▶ [Recorded data]:
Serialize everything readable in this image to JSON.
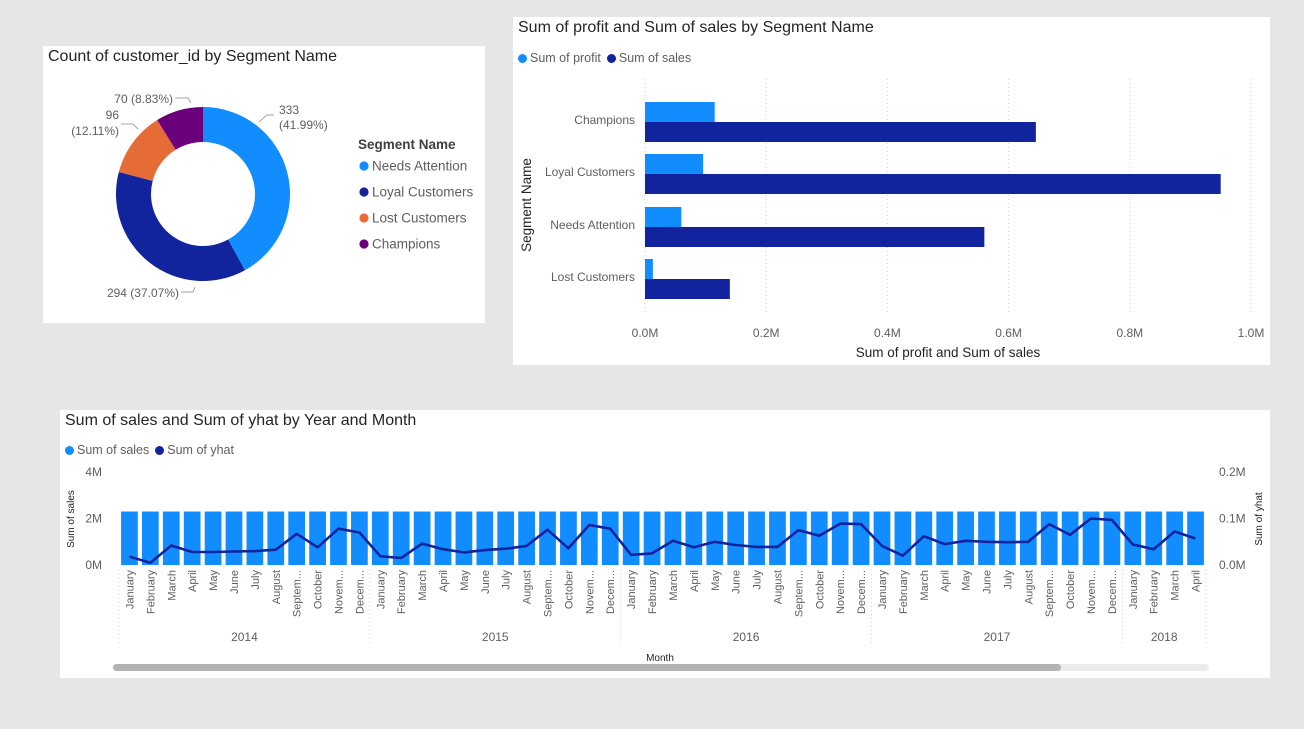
{
  "colors": {
    "light_blue": "#118dff",
    "dark_blue": "#12239e",
    "orange": "#e66c37",
    "purple": "#6b007b",
    "text": "#252423",
    "subtle": "#605e5c"
  },
  "donut": {
    "title": "Count of customer_id by Segment Name",
    "legend_title": "Segment Name",
    "legend": [
      "Needs Attention",
      "Loyal Customers",
      "Lost Customers",
      "Champions"
    ],
    "labels": {
      "needs_attention": [
        "333",
        "(41.99%)"
      ],
      "loyal": "294 (37.07%)",
      "lost": [
        "96",
        "(12.11%)"
      ],
      "champions": "70 (8.83%)"
    }
  },
  "bar": {
    "title": "Sum of profit and Sum of sales by Segment Name",
    "legend": [
      "Sum of profit",
      "Sum of sales"
    ],
    "ylabel": "Segment Name",
    "xlabel": "Sum of profit and Sum of sales",
    "ticks": [
      "0.0M",
      "0.2M",
      "0.4M",
      "0.6M",
      "0.8M",
      "1.0M"
    ]
  },
  "combo": {
    "title": "Sum of sales and Sum of yhat by Year and Month",
    "legend": [
      "Sum of sales",
      "Sum of yhat"
    ],
    "ylabel_left": "Sum of sales",
    "ylabel_right": "Sum of yhat",
    "xlabel": "Month",
    "left_ticks": [
      "4M",
      "2M",
      "0M"
    ],
    "right_ticks": [
      "0.2M",
      "0.1M",
      "0.0M"
    ]
  },
  "chart_data": [
    {
      "type": "pie",
      "title": "Count of customer_id by Segment Name",
      "legend_title": "Segment Name",
      "categories": [
        "Needs Attention",
        "Loyal Customers",
        "Lost Customers",
        "Champions"
      ],
      "values": [
        333,
        294,
        96,
        70
      ],
      "percents": [
        41.99,
        37.07,
        12.11,
        8.83
      ],
      "colors": [
        "#118dff",
        "#12239e",
        "#e66c37",
        "#6b007b"
      ],
      "donut": true,
      "legend_position": "right"
    },
    {
      "type": "bar",
      "orientation": "horizontal",
      "title": "Sum of profit and Sum of sales by Segment Name",
      "categories": [
        "Champions",
        "Loyal Customers",
        "Needs Attention",
        "Lost Customers"
      ],
      "series": [
        {
          "name": "Sum of profit",
          "values": [
            115000,
            96000,
            60000,
            13000
          ],
          "color": "#118dff"
        },
        {
          "name": "Sum of sales",
          "values": [
            645000,
            950000,
            560000,
            140000
          ],
          "color": "#12239e"
        }
      ],
      "xlabel": "Sum of profit and Sum of sales",
      "ylabel": "Segment Name",
      "xlim": [
        0,
        1000000
      ],
      "grid": true,
      "legend_position": "top-left"
    },
    {
      "type": "bar",
      "title": "Sum of sales and Sum of yhat by Year and Month",
      "years": [
        {
          "label": "2014",
          "months": [
            "January",
            "February",
            "March",
            "April",
            "May",
            "June",
            "July",
            "August",
            "Septem...",
            "October",
            "Novem...",
            "Decem..."
          ]
        },
        {
          "label": "2015",
          "months": [
            "January",
            "February",
            "March",
            "April",
            "May",
            "June",
            "July",
            "August",
            "Septem...",
            "October",
            "Novem...",
            "Decem..."
          ]
        },
        {
          "label": "2016",
          "months": [
            "January",
            "February",
            "March",
            "April",
            "May",
            "June",
            "July",
            "August",
            "Septem...",
            "October",
            "Novem...",
            "Decem..."
          ]
        },
        {
          "label": "2017",
          "months": [
            "January",
            "February",
            "March",
            "April",
            "May",
            "June",
            "July",
            "August",
            "Septem...",
            "October",
            "Novem...",
            "Decem..."
          ]
        },
        {
          "label": "2018",
          "months": [
            "January",
            "February",
            "March",
            "April"
          ]
        }
      ],
      "series": [
        {
          "name": "Sum of sales",
          "type": "bar",
          "axis": "left",
          "color": "#118dff",
          "values": [
            2300000,
            2300000,
            2300000,
            2300000,
            2300000,
            2300000,
            2300000,
            2300000,
            2300000,
            2300000,
            2300000,
            2300000,
            2300000,
            2300000,
            2300000,
            2300000,
            2300000,
            2300000,
            2300000,
            2300000,
            2300000,
            2300000,
            2300000,
            2300000,
            2300000,
            2300000,
            2300000,
            2300000,
            2300000,
            2300000,
            2300000,
            2300000,
            2300000,
            2300000,
            2300000,
            2300000,
            2300000,
            2300000,
            2300000,
            2300000,
            2300000,
            2300000,
            2300000,
            2300000,
            2300000,
            2300000,
            2300000,
            2300000,
            2300000,
            2300000,
            2300000,
            2300000
          ]
        },
        {
          "name": "Sum of yhat",
          "type": "line",
          "axis": "right",
          "color": "#12239e",
          "values": [
            18000,
            5000,
            42000,
            28000,
            28000,
            29000,
            30000,
            33000,
            67000,
            38000,
            78000,
            70000,
            19000,
            15000,
            46000,
            34000,
            27000,
            32000,
            35000,
            41000,
            76000,
            36000,
            86000,
            78000,
            22000,
            25000,
            52000,
            38000,
            50000,
            43000,
            39000,
            39000,
            75000,
            63000,
            89000,
            88000,
            41000,
            20000,
            62000,
            45000,
            52000,
            50000,
            49000,
            50000,
            88000,
            65000,
            100000,
            97000,
            44000,
            34000,
            72000,
            57000
          ]
        }
      ],
      "ylabel": "Sum of sales",
      "ylabel_right": "Sum of yhat",
      "xlabel": "Month",
      "ylim": [
        0,
        4000000
      ],
      "ylim_right": [
        0,
        200000
      ],
      "legend_position": "top-left"
    }
  ]
}
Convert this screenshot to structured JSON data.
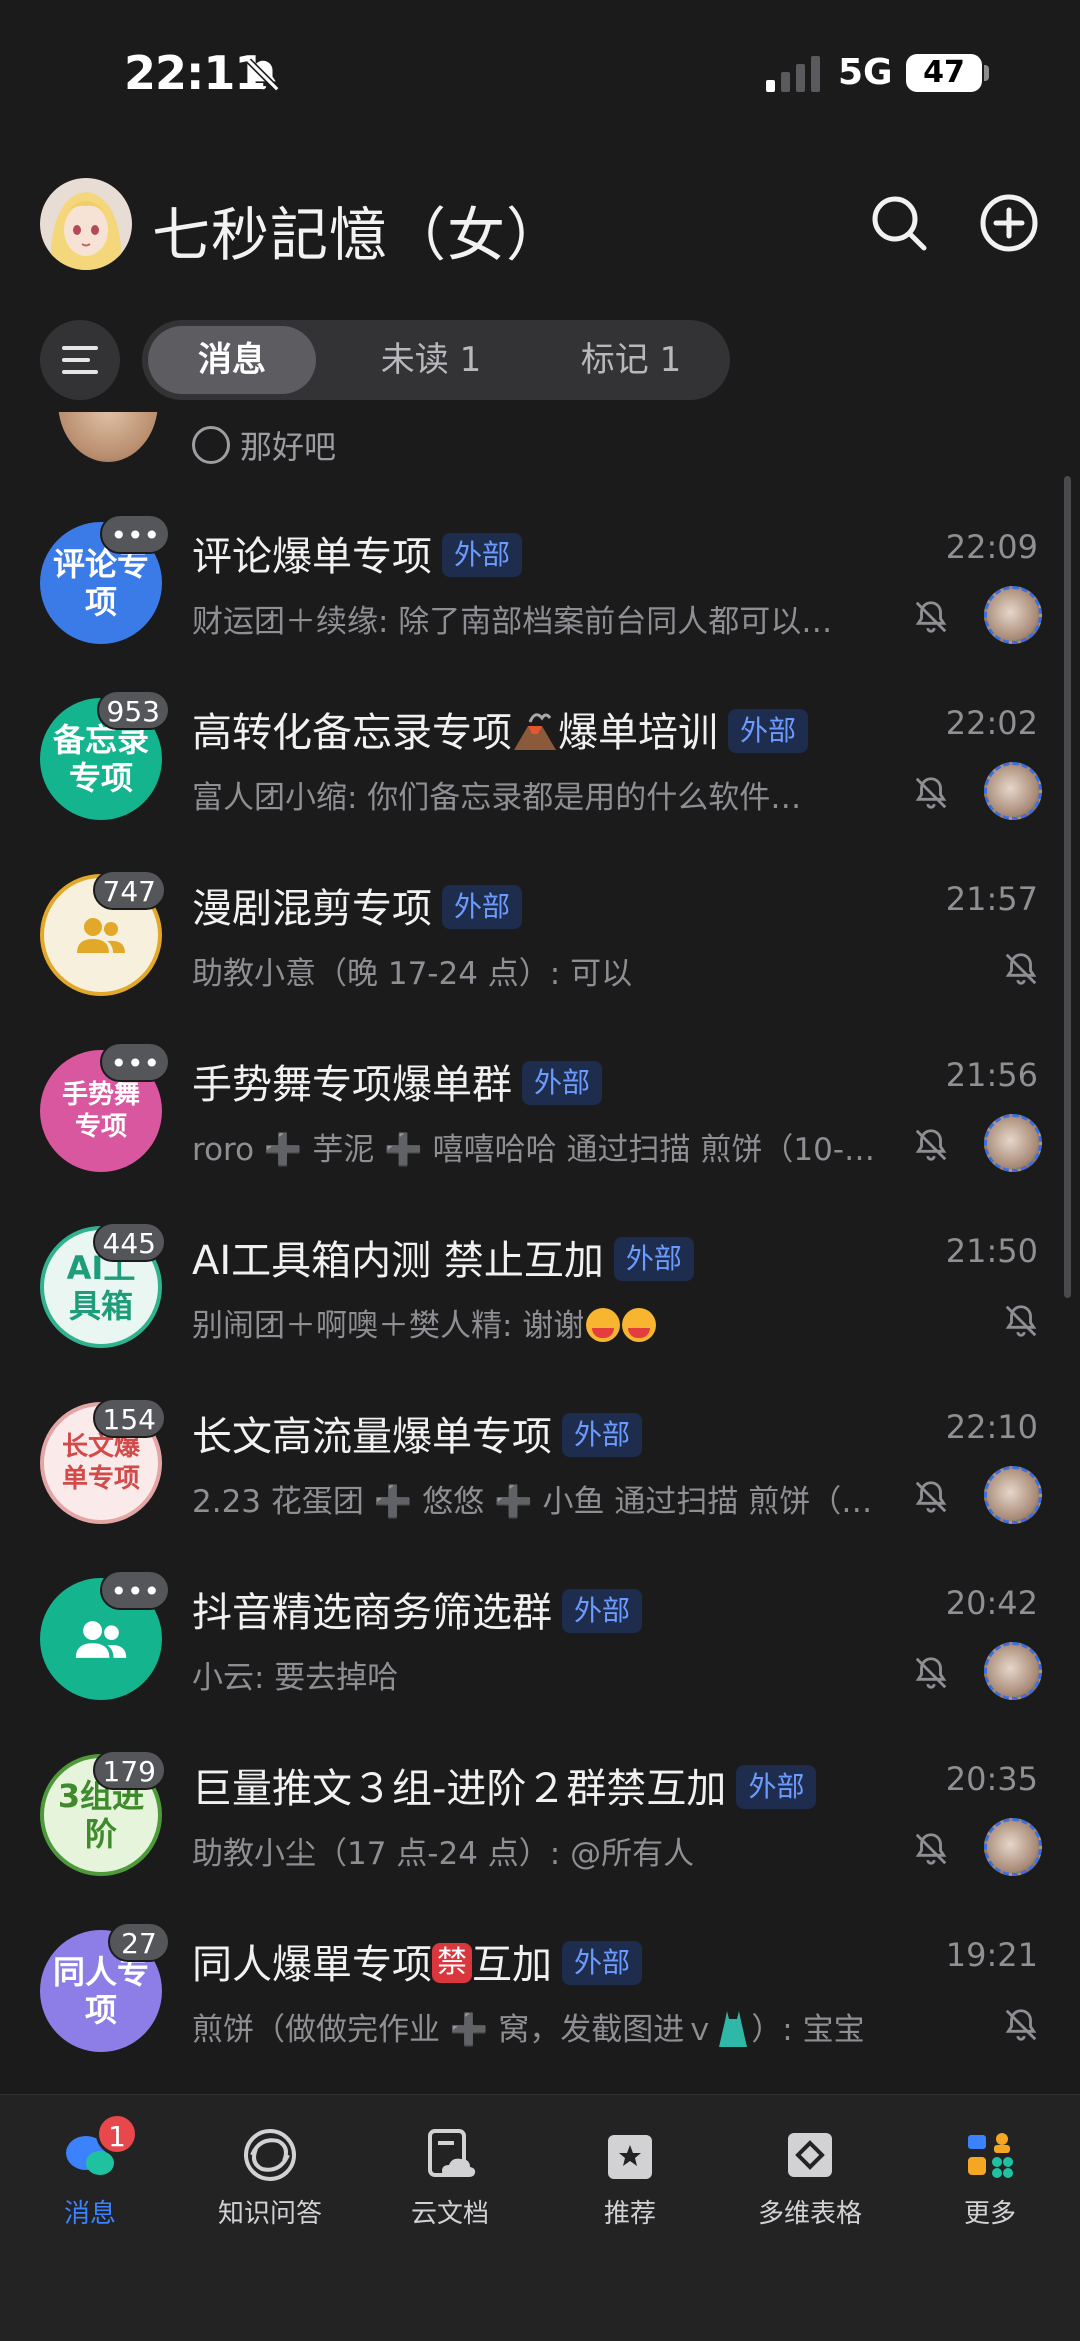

▶ [GIVEN PROBLEM]:
Write the full listing out again with every line unchanged, but include no pictures.

▶ [REPLY TO THE EXERCISE]:
Serialize everything readable in this image to JSON.
{
  "colors": {
    "light_blue": "#118dff",
    "dark_blue": "#12239e",
    "orange": "#e66c37",
    "purple": "#6b007b",
    "text": "#252423",
    "subtle": "#605e5c"
  },
  "donut": {
    "title": "Count of customer_id by Segment Name",
    "legend_title": "Segment Name",
    "legend": [
      "Needs Attention",
      "Loyal Customers",
      "Lost Customers",
      "Champions"
    ],
    "labels": {
      "needs_attention": [
        "333",
        "(41.99%)"
      ],
      "loyal": "294 (37.07%)",
      "lost": [
        "96",
        "(12.11%)"
      ],
      "champions": "70 (8.83%)"
    }
  },
  "bar": {
    "title": "Sum of profit and Sum of sales by Segment Name",
    "legend": [
      "Sum of profit",
      "Sum of sales"
    ],
    "ylabel": "Segment Name",
    "xlabel": "Sum of profit and Sum of sales",
    "ticks": [
      "0.0M",
      "0.2M",
      "0.4M",
      "0.6M",
      "0.8M",
      "1.0M"
    ]
  },
  "combo": {
    "title": "Sum of sales and Sum of yhat by Year and Month",
    "legend": [
      "Sum of sales",
      "Sum of yhat"
    ],
    "ylabel_left": "Sum of sales",
    "ylabel_right": "Sum of yhat",
    "xlabel": "Month",
    "left_ticks": [
      "4M",
      "2M",
      "0M"
    ],
    "right_ticks": [
      "0.2M",
      "0.1M",
      "0.0M"
    ]
  },
  "chart_data": [
    {
      "type": "pie",
      "title": "Count of customer_id by Segment Name",
      "legend_title": "Segment Name",
      "categories": [
        "Needs Attention",
        "Loyal Customers",
        "Lost Customers",
        "Champions"
      ],
      "values": [
        333,
        294,
        96,
        70
      ],
      "percents": [
        41.99,
        37.07,
        12.11,
        8.83
      ],
      "colors": [
        "#118dff",
        "#12239e",
        "#e66c37",
        "#6b007b"
      ],
      "donut": true,
      "legend_position": "right"
    },
    {
      "type": "bar",
      "orientation": "horizontal",
      "title": "Sum of profit and Sum of sales by Segment Name",
      "categories": [
        "Champions",
        "Loyal Customers",
        "Needs Attention",
        "Lost Customers"
      ],
      "series": [
        {
          "name": "Sum of profit",
          "values": [
            115000,
            96000,
            60000,
            13000
          ],
          "color": "#118dff"
        },
        {
          "name": "Sum of sales",
          "values": [
            645000,
            950000,
            560000,
            140000
          ],
          "color": "#12239e"
        }
      ],
      "xlabel": "Sum of profit and Sum of sales",
      "ylabel": "Segment Name",
      "xlim": [
        0,
        1000000
      ],
      "grid": true,
      "legend_position": "top-left"
    },
    {
      "type": "bar",
      "title": "Sum of sales and Sum of yhat by Year and Month",
      "years": [
        {
          "label": "2014",
          "months": [
            "January",
            "February",
            "March",
            "April",
            "May",
            "June",
            "July",
            "August",
            "Septem...",
            "October",
            "Novem...",
            "Decem..."
          ]
        },
        {
          "label": "2015",
          "months": [
            "January",
            "February",
            "March",
            "April",
            "May",
            "June",
            "July",
            "August",
            "Septem...",
            "October",
            "Novem...",
            "Decem..."
          ]
        },
        {
          "label": "2016",
          "months": [
            "January",
            "February",
            "March",
            "April",
            "May",
            "June",
            "July",
            "August",
            "Septem...",
            "October",
            "Novem...",
            "Decem..."
          ]
        },
        {
          "label": "2017",
          "months": [
            "January",
            "February",
            "March",
            "April",
            "May",
            "June",
            "July",
            "August",
            "Septem...",
            "October",
            "Novem...",
            "Decem..."
          ]
        },
        {
          "label": "2018",
          "months": [
            "January",
            "February",
            "March",
            "April"
          ]
        }
      ],
      "series": [
        {
          "name": "Sum of sales",
          "type": "bar",
          "axis": "left",
          "color": "#118dff",
          "values": [
            2300000,
            2300000,
            2300000,
            2300000,
            2300000,
            2300000,
            2300000,
            2300000,
            2300000,
            2300000,
            2300000,
            2300000,
            2300000,
            2300000,
            2300000,
            2300000,
            2300000,
            2300000,
            2300000,
            2300000,
            2300000,
            2300000,
            2300000,
            2300000,
            2300000,
            2300000,
            2300000,
            2300000,
            2300000,
            2300000,
            2300000,
            2300000,
            2300000,
            2300000,
            2300000,
            2300000,
            2300000,
            2300000,
            2300000,
            2300000,
            2300000,
            2300000,
            2300000,
            2300000,
            2300000,
            2300000,
            2300000,
            2300000,
            2300000,
            2300000,
            2300000,
            2300000
          ]
        },
        {
          "name": "Sum of yhat",
          "type": "line",
          "axis": "right",
          "color": "#12239e",
          "values": [
            18000,
            5000,
            42000,
            28000,
            28000,
            29000,
            30000,
            33000,
            67000,
            38000,
            78000,
            70000,
            19000,
            15000,
            46000,
            34000,
            27000,
            32000,
            35000,
            41000,
            76000,
            36000,
            86000,
            78000,
            22000,
            25000,
            52000,
            38000,
            50000,
            43000,
            39000,
            39000,
            75000,
            63000,
            89000,
            88000,
            41000,
            20000,
            62000,
            45000,
            52000,
            50000,
            49000,
            50000,
            88000,
            65000,
            100000,
            97000,
            44000,
            34000,
            72000,
            57000
          ]
        }
      ],
      "ylabel": "Sum of sales",
      "ylabel_right": "Sum of yhat",
      "xlabel": "Month",
      "ylim": [
        0,
        4000000
      ],
      "ylim_right": [
        0,
        200000
      ],
      "legend_position": "top-left"
    }
  ]
}
Convert this screenshot to structured JSON data.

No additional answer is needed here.